> Exercise goal
Reproduce every entry exactly as shown.
═══ Material shown
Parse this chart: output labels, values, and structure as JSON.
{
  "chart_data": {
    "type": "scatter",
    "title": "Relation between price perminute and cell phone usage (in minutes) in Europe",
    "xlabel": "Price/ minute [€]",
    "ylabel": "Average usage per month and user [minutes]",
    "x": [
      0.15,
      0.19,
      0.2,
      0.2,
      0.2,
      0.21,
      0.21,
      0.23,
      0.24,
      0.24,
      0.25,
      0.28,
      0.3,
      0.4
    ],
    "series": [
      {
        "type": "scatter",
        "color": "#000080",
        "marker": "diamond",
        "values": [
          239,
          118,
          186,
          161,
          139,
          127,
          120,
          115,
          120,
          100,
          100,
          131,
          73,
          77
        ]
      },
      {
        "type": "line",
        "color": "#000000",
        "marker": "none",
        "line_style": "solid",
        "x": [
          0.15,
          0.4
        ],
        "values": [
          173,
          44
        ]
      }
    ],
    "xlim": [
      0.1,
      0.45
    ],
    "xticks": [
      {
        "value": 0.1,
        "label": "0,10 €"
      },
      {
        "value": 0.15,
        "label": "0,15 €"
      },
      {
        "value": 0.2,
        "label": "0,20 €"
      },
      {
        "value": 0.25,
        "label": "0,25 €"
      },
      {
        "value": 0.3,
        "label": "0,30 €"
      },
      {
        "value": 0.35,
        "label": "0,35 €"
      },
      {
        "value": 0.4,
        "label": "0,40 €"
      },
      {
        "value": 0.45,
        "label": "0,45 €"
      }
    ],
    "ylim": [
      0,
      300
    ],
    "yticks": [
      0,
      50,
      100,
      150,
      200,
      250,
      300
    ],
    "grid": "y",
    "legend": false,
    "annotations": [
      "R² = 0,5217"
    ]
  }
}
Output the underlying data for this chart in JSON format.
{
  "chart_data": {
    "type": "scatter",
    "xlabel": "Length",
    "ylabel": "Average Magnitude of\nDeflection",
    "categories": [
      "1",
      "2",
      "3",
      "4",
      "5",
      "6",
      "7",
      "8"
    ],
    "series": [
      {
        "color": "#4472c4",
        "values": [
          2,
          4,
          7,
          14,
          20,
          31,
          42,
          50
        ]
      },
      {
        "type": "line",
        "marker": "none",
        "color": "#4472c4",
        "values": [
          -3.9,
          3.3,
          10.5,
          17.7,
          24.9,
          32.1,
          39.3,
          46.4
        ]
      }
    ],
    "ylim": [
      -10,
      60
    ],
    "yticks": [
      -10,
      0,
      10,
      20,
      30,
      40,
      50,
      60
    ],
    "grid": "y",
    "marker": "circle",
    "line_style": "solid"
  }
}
══════
> Worked answer
Parse this chart: output labels, values, and structure as JSON.
{
  "chart_data": {
    "type": "scatter",
    "title": "Relation between price perminute and cell phone usage (in minutes) in Europe",
    "xlabel": "Price/ minute [€]",
    "ylabel": "Average usage per month and user [minutes]",
    "x": [
      0.15,
      0.19,
      0.2,
      0.2,
      0.2,
      0.21,
      0.21,
      0.23,
      0.24,
      0.24,
      0.25,
      0.28,
      0.3,
      0.4
    ],
    "series": [
      {
        "type": "scatter",
        "color": "#000080",
        "marker": "diamond",
        "values": [
          239,
          118,
          186,
          161,
          139,
          127,
          120,
          115,
          120,
          100,
          100,
          131,
          73,
          77
        ]
      },
      {
        "type": "line",
        "color": "#000000",
        "marker": "none",
        "line_style": "solid",
        "x": [
          0.15,
          0.4
        ],
        "values": [
          173,
          44
        ]
      }
    ],
    "xlim": [
      0.1,
      0.45
    ],
    "xticks": [
      {
        "value": 0.1,
        "label": "0,10 €"
      },
      {
        "value": 0.15,
        "label": "0,15 €"
      },
      {
        "value": 0.2,
        "label": "0,20 €"
      },
      {
        "value": 0.25,
        "label": "0,25 €"
      },
      {
        "value": 0.3,
        "label": "0,30 €"
      },
      {
        "value": 0.35,
        "label": "0,35 €"
      },
      {
        "value": 0.4,
        "label": "0,40 €"
      },
      {
        "value": 0.45,
        "label": "0,45 €"
      }
    ],
    "ylim": [
      0,
      300
    ],
    "yticks": [
      0,
      50,
      100,
      150,
      200,
      250,
      300
    ],
    "grid": "y",
    "legend": false,
    "annotations": [
      "R² = 0,5217"
    ]
  }
}
Output the underlying data for this chart in JSON format.
{
  "chart_data": {
    "type": "scatter",
    "xlabel": "Length",
    "ylabel": "Average Magnitude of\nDeflection",
    "categories": [
      "1",
      "2",
      "3",
      "4",
      "5",
      "6",
      "7",
      "8"
    ],
    "series": [
      {
        "color": "#4472c4",
        "values": [
          2,
          4,
          7,
          14,
          20,
          31,
          42,
          50
        ]
      },
      {
        "type": "line",
        "marker": "none",
        "color": "#4472c4",
        "values": [
          -3.9,
          3.3,
          10.5,
          17.7,
          24.9,
          32.1,
          39.3,
          46.4
        ]
      }
    ],
    "ylim": [
      -10,
      60
    ],
    "yticks": [
      -10,
      0,
      10,
      20,
      30,
      40,
      50,
      60
    ],
    "grid": "y",
    "marker": "circle",
    "line_style": "solid"
  }
}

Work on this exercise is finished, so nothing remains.